* begin PAGE EXCERPT *

The problem isn’t just that, under DiDio’s leadership, fanboys are disappointed with the directions of Batman, Superman, Wonder Woman and other characters. (How dopey of DiDio to come out with a new series Decisions this September where the superheroes take political stands timed to the election.) Little wonder that fanboys are selling “Dan DiDio Must Die” t-shirts. But also average sales of the DCU line are down more than 20% from a year ago, and DiDio has lost a big chunk of existing readers in a year while deliberately failing to reach out to new ones.
But the biggest bad news is that DC’s much hyped Summer 2008 release Final Crisis, the 7-issue miniseries, isn’t the huge hit it was supposed to be. Comic Book Resources reviewed, ”This isn’t a disaster just yet, but six more issues of this caliber and this could spell the end of the sales power for a company event at DC Comics. Final Crisis, indeed.” Not to mention those misleading full-page DC Comics ads promoting Final Crisis by referring to an upcoming ”Batman R.I.P.” storyline. That could have unleashed a box office backlash against Warner Bros’ all-important The Dark Knight release next month. (“We can’t kill him during a big movie year,” DiDio finally made clear.)
With DC Universe so much a part of Warner Bros’ bottom line, getting DC Comics back on track has to be a top priority. For one thing, the movie studio’s biggest DC characters remain in development limbo – Superman, Wonder Woman, the Justice League. Only Batman has an ongoing live action franchise. But whose fault is that? Warner Bros Pictures Group prez Jeff Robinov and Warner Bros prez/COO Alan Horn (who still retains greenlight authority and therefore has to share the blame for this) remain paralyzed by indecision, chaotically starting and stopping work on scripts for the biggest DC characters.
Meanwhile, Marvel is about to exploit the hell out of its characters, primo or not. Right after Iron Man‘s success, Marvel Studios announced an ultra-ambitious film development slate through 2011, culminating in an “Avengers-Themed Summer”, introducing a Captain America film and then uniting heroes Iron Man, Hulk, Captain America and Thor in a single film. Heck, if I were Bewkes, I’d shake up Warner Bros as well as DC Comics.

* end PAGE EXCERPT *

WHAT YOU WILL DO: Reproduce the passage from the DC Comics article word for word, beginning at the words "But the biggest" and ending after "finally made clear.)".

* begin EXTRACTED ENTRIES *

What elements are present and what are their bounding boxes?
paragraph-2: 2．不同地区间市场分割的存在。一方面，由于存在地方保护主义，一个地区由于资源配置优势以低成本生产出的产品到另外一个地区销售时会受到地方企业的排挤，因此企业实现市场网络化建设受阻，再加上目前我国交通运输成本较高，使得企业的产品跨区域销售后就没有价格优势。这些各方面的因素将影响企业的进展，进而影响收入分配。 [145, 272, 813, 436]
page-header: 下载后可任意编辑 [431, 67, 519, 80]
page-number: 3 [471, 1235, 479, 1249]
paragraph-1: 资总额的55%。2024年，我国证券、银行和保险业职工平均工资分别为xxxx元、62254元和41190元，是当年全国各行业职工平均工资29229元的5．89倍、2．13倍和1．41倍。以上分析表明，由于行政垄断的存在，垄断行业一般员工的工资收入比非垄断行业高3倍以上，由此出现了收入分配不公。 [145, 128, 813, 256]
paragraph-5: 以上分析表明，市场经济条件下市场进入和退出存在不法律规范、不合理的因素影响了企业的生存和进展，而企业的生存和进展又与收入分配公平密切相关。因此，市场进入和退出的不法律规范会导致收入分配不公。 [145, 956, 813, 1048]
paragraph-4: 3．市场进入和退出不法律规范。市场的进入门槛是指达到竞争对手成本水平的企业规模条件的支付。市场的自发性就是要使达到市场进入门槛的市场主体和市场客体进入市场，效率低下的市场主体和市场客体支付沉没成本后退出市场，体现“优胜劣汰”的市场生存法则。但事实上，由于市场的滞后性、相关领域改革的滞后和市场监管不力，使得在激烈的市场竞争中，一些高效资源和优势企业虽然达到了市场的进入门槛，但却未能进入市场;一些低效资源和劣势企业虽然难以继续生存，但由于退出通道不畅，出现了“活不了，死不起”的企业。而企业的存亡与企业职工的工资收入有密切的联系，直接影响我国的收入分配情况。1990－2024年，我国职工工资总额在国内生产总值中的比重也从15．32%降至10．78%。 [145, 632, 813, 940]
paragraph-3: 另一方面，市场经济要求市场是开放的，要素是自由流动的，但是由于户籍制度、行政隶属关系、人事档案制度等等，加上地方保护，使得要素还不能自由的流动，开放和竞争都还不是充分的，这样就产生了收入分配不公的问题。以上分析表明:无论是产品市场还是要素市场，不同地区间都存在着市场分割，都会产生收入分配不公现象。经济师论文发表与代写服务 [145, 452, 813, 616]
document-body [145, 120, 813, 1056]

* end EXTRACTED ENTRIES *

COMPLETED EXERCISE:
But the biggest bad news is that DC’s much hyped Summer 2008 release Final Crisis, the 7-issue miniseries, isn’t the huge hit it was supposed to be. Comic Book Resources reviewed, ”This isn’t a disaster just yet, but six more issues of this caliber and this could spell the end of the sales power for a company event at DC Comics. Final Crisis, indeed.” Not to mention those misleading full-page DC Comics ads promoting Final Crisis by referring to an upcoming ”Batman R.I.P.” storyline. That could have unleashed a box office backlash against Warner Bros’ all-important The Dark Knight release next month. (“We can’t kill him during a big movie year,” DiDio finally made clear.)